■ Problem statement ■
From the listing below, extract every line containing "name".

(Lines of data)

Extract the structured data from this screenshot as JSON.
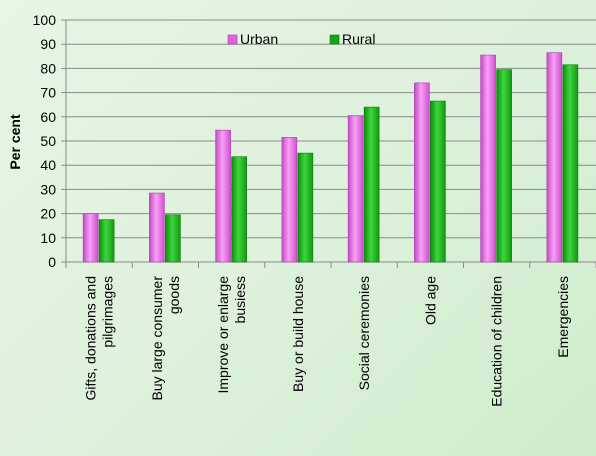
{
  "chart_data": {
    "type": "bar",
    "title": "",
    "xlabel": "",
    "ylabel": "Per cent",
    "ylim": [
      0,
      100
    ],
    "yticks": [
      0,
      10,
      20,
      30,
      40,
      50,
      60,
      70,
      80,
      90,
      100
    ],
    "grid": true,
    "legend_position": "top",
    "categories": [
      [
        "Gifts, donations and",
        "pilgrimages"
      ],
      [
        "Buy large consumer",
        "goods"
      ],
      [
        "Improve or enlarge",
        "busiess"
      ],
      [
        "Buy or build house"
      ],
      [
        "Social ceremonies"
      ],
      [
        "Old age"
      ],
      [
        "Education of children"
      ],
      [
        "Emergencies"
      ]
    ],
    "series": [
      {
        "name": "Urban",
        "color": "#e15fe0",
        "values": [
          20,
          28.5,
          54.5,
          51.5,
          60.5,
          74,
          85.5,
          86.5
        ]
      },
      {
        "name": "Rural",
        "color": "#13a813",
        "values": [
          17.5,
          19.5,
          43.5,
          45,
          64,
          66.5,
          79.5,
          81.5
        ]
      }
    ]
  }
}
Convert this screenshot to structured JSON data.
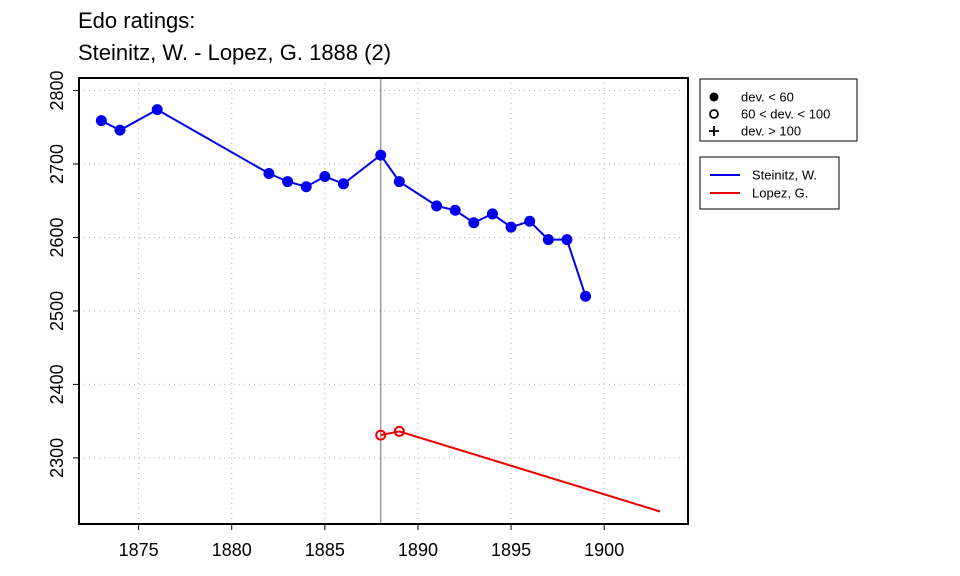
{
  "chart_data": {
    "type": "line",
    "title": "Edo ratings:",
    "subtitle": "Steinitz, W. - Lopez, G. 1888 (2)",
    "xlabel": "",
    "ylabel": "",
    "xlim": [
      1871.8,
      1904.5
    ],
    "ylim": [
      2210,
      2817
    ],
    "x_ticks": [
      1875,
      1880,
      1885,
      1890,
      1895,
      1900
    ],
    "y_ticks": [
      2300,
      2400,
      2500,
      2600,
      2700,
      2800
    ],
    "grid": true,
    "vertical_marker_x": 1888,
    "marker_legend": [
      {
        "symbol": "filled-circle",
        "label": "dev. < 60"
      },
      {
        "symbol": "open-circle",
        "label": "60 < dev. < 100"
      },
      {
        "symbol": "plus",
        "label": "dev. > 100"
      }
    ],
    "series": [
      {
        "name": "Steinitz, W.",
        "color": "#0000ee",
        "points": [
          {
            "x": 1873,
            "y": 2759,
            "marker": "filled-circle"
          },
          {
            "x": 1874,
            "y": 2746,
            "marker": "filled-circle"
          },
          {
            "x": 1876,
            "y": 2774,
            "marker": "filled-circle"
          },
          {
            "x": 1882,
            "y": 2687,
            "marker": "filled-circle"
          },
          {
            "x": 1883,
            "y": 2676,
            "marker": "filled-circle"
          },
          {
            "x": 1884,
            "y": 2669,
            "marker": "filled-circle"
          },
          {
            "x": 1885,
            "y": 2683,
            "marker": "filled-circle"
          },
          {
            "x": 1886,
            "y": 2673,
            "marker": "filled-circle"
          },
          {
            "x": 1888,
            "y": 2712,
            "marker": "filled-circle"
          },
          {
            "x": 1889,
            "y": 2676,
            "marker": "filled-circle"
          },
          {
            "x": 1891,
            "y": 2643,
            "marker": "filled-circle"
          },
          {
            "x": 1892,
            "y": 2637,
            "marker": "filled-circle"
          },
          {
            "x": 1893,
            "y": 2620,
            "marker": "filled-circle"
          },
          {
            "x": 1894,
            "y": 2632,
            "marker": "filled-circle"
          },
          {
            "x": 1895,
            "y": 2614,
            "marker": "filled-circle"
          },
          {
            "x": 1896,
            "y": 2622,
            "marker": "filled-circle"
          },
          {
            "x": 1897,
            "y": 2597,
            "marker": "filled-circle"
          },
          {
            "x": 1898,
            "y": 2597,
            "marker": "filled-circle"
          },
          {
            "x": 1899,
            "y": 2520,
            "marker": "filled-circle"
          }
        ]
      },
      {
        "name": "Lopez, G.",
        "color": "#ee0000",
        "points": [
          {
            "x": 1888,
            "y": 2331,
            "marker": "open-circle"
          },
          {
            "x": 1889,
            "y": 2336,
            "marker": "open-circle"
          },
          {
            "x": 1903,
            "y": 2227,
            "marker": "none"
          }
        ]
      }
    ]
  }
}
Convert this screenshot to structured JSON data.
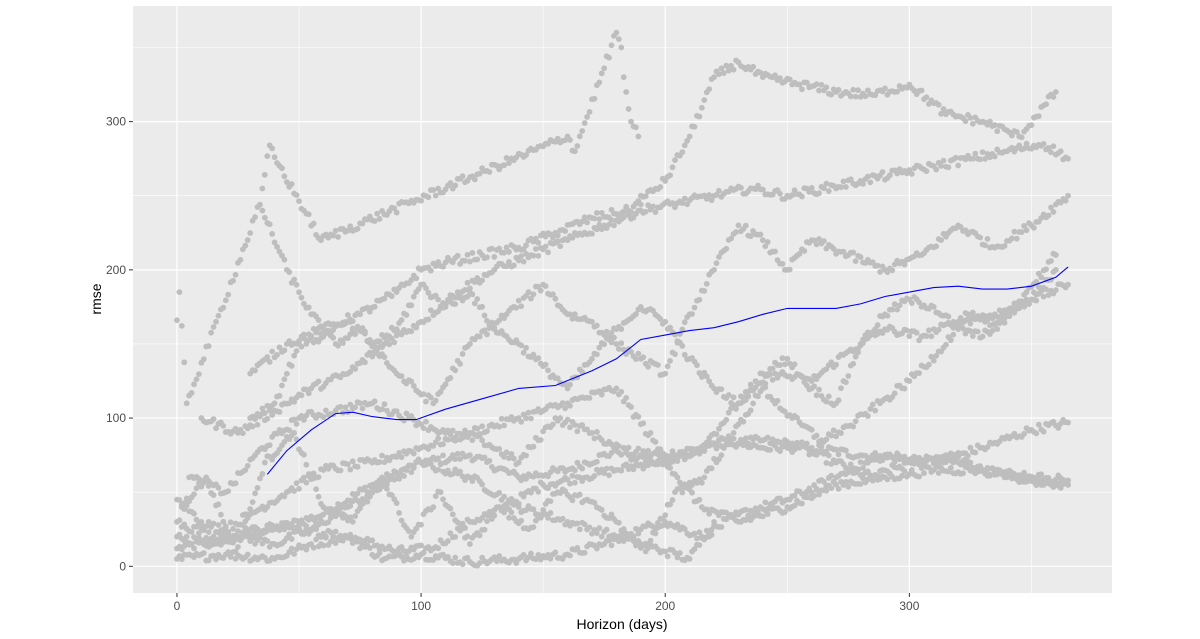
{
  "chart_data": {
    "type": "scatter",
    "xlabel": "Horizon (days)",
    "ylabel": "rmse",
    "xlim": [
      -18,
      383
    ],
    "ylim": [
      -18,
      378
    ],
    "x_ticks": [
      0,
      100,
      200,
      300
    ],
    "x_tick_labels": [
      "0",
      "100",
      "200",
      "300"
    ],
    "y_ticks": [
      0,
      100,
      200,
      300
    ],
    "y_tick_labels": [
      "0",
      "100",
      "200",
      "300"
    ],
    "grid": true,
    "legend": "none",
    "colors": {
      "panel": "#ebebeb",
      "grid": "#ffffff",
      "points": "#bebebe",
      "smooth": "#0000ff"
    },
    "smooth": {
      "x": [
        37,
        45,
        55,
        65,
        72,
        80,
        90,
        98,
        110,
        125,
        140,
        155,
        170,
        180,
        190,
        200,
        210,
        220,
        230,
        240,
        250,
        260,
        270,
        280,
        290,
        300,
        310,
        320,
        330,
        340,
        350,
        360,
        365
      ],
      "y": [
        62,
        78,
        92,
        103,
        104,
        101,
        99,
        99,
        106,
        113,
        120,
        122,
        132,
        140,
        153,
        156,
        159,
        161,
        165,
        170,
        174,
        174,
        174,
        177,
        182,
        185,
        188,
        189,
        187,
        187,
        189,
        195,
        202
      ]
    },
    "point_series": [
      {
        "x": [
          0,
          20,
          40,
          60,
          80,
          100,
          120,
          140,
          160,
          180,
          200,
          220,
          240,
          260,
          280,
          300,
          320,
          340,
          365
        ],
        "y": [
          12,
          18,
          25,
          35,
          55,
          70,
          75,
          60,
          65,
          78,
          75,
          82,
          85,
          80,
          75,
          72,
          70,
          60,
          55
        ]
      },
      {
        "x": [
          0,
          15,
          30,
          45,
          60,
          75,
          90,
          105,
          120,
          135,
          150,
          165,
          180,
          195,
          210,
          225,
          240,
          255,
          270,
          285,
          300,
          315,
          330,
          345,
          365
        ],
        "y": [
          20,
          15,
          25,
          28,
          22,
          18,
          10,
          12,
          30,
          40,
          55,
          60,
          65,
          70,
          75,
          85,
          80,
          80,
          70,
          60,
          70,
          75,
          65,
          60,
          55
        ]
      },
      {
        "x": [
          0,
          20,
          40,
          55,
          70,
          85,
          100,
          120,
          140,
          160,
          175,
          190,
          200,
          215,
          230,
          250,
          270,
          290,
          310,
          330,
          350,
          365
        ],
        "y": [
          5,
          8,
          5,
          15,
          20,
          5,
          8,
          3,
          5,
          8,
          15,
          25,
          30,
          20,
          35,
          45,
          60,
          75,
          70,
          80,
          92,
          97
        ]
      },
      {
        "x": [
          0,
          10,
          25,
          40,
          55,
          70,
          85,
          100,
          120,
          140,
          160,
          180,
          190,
          200,
          210,
          220
        ],
        "y": [
          45,
          30,
          20,
          15,
          25,
          40,
          55,
          70,
          60,
          40,
          30,
          20,
          15,
          10,
          5,
          30
        ]
      },
      {
        "x": [
          0,
          15,
          30,
          45,
          60,
          80,
          100,
          120,
          140,
          160,
          180,
          195,
          205,
          215,
          230,
          250,
          270,
          290,
          310,
          330,
          350,
          365
        ],
        "y": [
          30,
          20,
          35,
          50,
          65,
          70,
          80,
          90,
          100,
          110,
          120,
          85,
          60,
          40,
          30,
          40,
          55,
          60,
          65,
          65,
          60,
          58
        ]
      },
      {
        "x": [
          5,
          20,
          35,
          50,
          65,
          80,
          95,
          110,
          125,
          140,
          155,
          170,
          185,
          200,
          215,
          230,
          245,
          260,
          275,
          290,
          305,
          320,
          335,
          350,
          365
        ],
        "y": [
          60,
          50,
          80,
          100,
          105,
          110,
          100,
          90,
          85,
          70,
          100,
          90,
          75,
          70,
          80,
          110,
          130,
          125,
          145,
          160,
          155,
          165,
          170,
          180,
          190
        ]
      },
      {
        "x": [
          10,
          25,
          40,
          55,
          70,
          85,
          100,
          115,
          130,
          145,
          160,
          175,
          190,
          205,
          220,
          235,
          250,
          265,
          280,
          295,
          310,
          325,
          340,
          355,
          365
        ],
        "y": [
          100,
          90,
          105,
          120,
          130,
          150,
          165,
          185,
          200,
          210,
          220,
          230,
          240,
          245,
          250,
          255,
          250,
          255,
          260,
          265,
          270,
          275,
          280,
          285,
          275
        ]
      },
      {
        "x": [
          30,
          45,
          60,
          75,
          90,
          100,
          110,
          125,
          140,
          155,
          170,
          185,
          200,
          210,
          220,
          230,
          240,
          255,
          270,
          285,
          300,
          315,
          330,
          345,
          360
        ],
        "y": [
          130,
          150,
          160,
          170,
          185,
          200,
          205,
          210,
          215,
          225,
          235,
          240,
          260,
          290,
          330,
          340,
          330,
          325,
          320,
          318,
          325,
          305,
          300,
          290,
          320
        ]
      },
      {
        "x": [
          35,
          45,
          55,
          65,
          75,
          90,
          105,
          120,
          135,
          150,
          160,
          170,
          180,
          190,
          200,
          210,
          220,
          230,
          240,
          250,
          260,
          275,
          290,
          305,
          320,
          335,
          350,
          365
        ],
        "y": [
          240,
          200,
          170,
          150,
          160,
          130,
          110,
          150,
          170,
          190,
          170,
          165,
          150,
          140,
          130,
          170,
          200,
          230,
          220,
          200,
          220,
          210,
          200,
          210,
          230,
          215,
          230,
          250
        ]
      },
      {
        "x": [
          30,
          40,
          50,
          60,
          70,
          80,
          90,
          100,
          110,
          120,
          130,
          140,
          150,
          160,
          170,
          180,
          190,
          200,
          210,
          220,
          230,
          240,
          250,
          260,
          270,
          280,
          290,
          300,
          310,
          320,
          330,
          340,
          350,
          360
        ],
        "y": [
          100,
          110,
          150,
          155,
          165,
          150,
          160,
          190,
          175,
          185,
          160,
          150,
          135,
          120,
          140,
          160,
          175,
          165,
          140,
          120,
          110,
          130,
          140,
          120,
          110,
          150,
          170,
          180,
          175,
          160,
          155,
          170,
          180,
          200
        ]
      },
      {
        "x": [
          2,
          12,
          24,
          36,
          48,
          60,
          72,
          84,
          96,
          108,
          120,
          132,
          144,
          156,
          168,
          180,
          192,
          204,
          216,
          228,
          240,
          252,
          264,
          276,
          288,
          300,
          312,
          324,
          336,
          348,
          360
        ],
        "y": [
          40,
          60,
          10,
          70,
          90,
          40,
          30,
          60,
          20,
          50,
          15,
          40,
          25,
          50,
          45,
          30,
          10,
          50,
          60,
          90,
          120,
          100,
          85,
          95,
          110,
          125,
          145,
          170,
          160,
          185,
          210
        ]
      },
      {
        "x": [
          0,
          1,
          4,
          34,
          38,
          40,
          59,
          160,
          163,
          180,
          182,
          183,
          186,
          189,
          190
        ],
        "y": [
          166,
          185,
          110,
          244,
          284,
          276,
          220,
          290,
          280,
          360,
          350,
          330,
          300,
          290,
          250
        ]
      }
    ]
  }
}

■ Exercise output ■
        "name": "Urban",
        "name": "Rural",
        "name": "Steinitz, W.",
        "name": "Lopez, G.",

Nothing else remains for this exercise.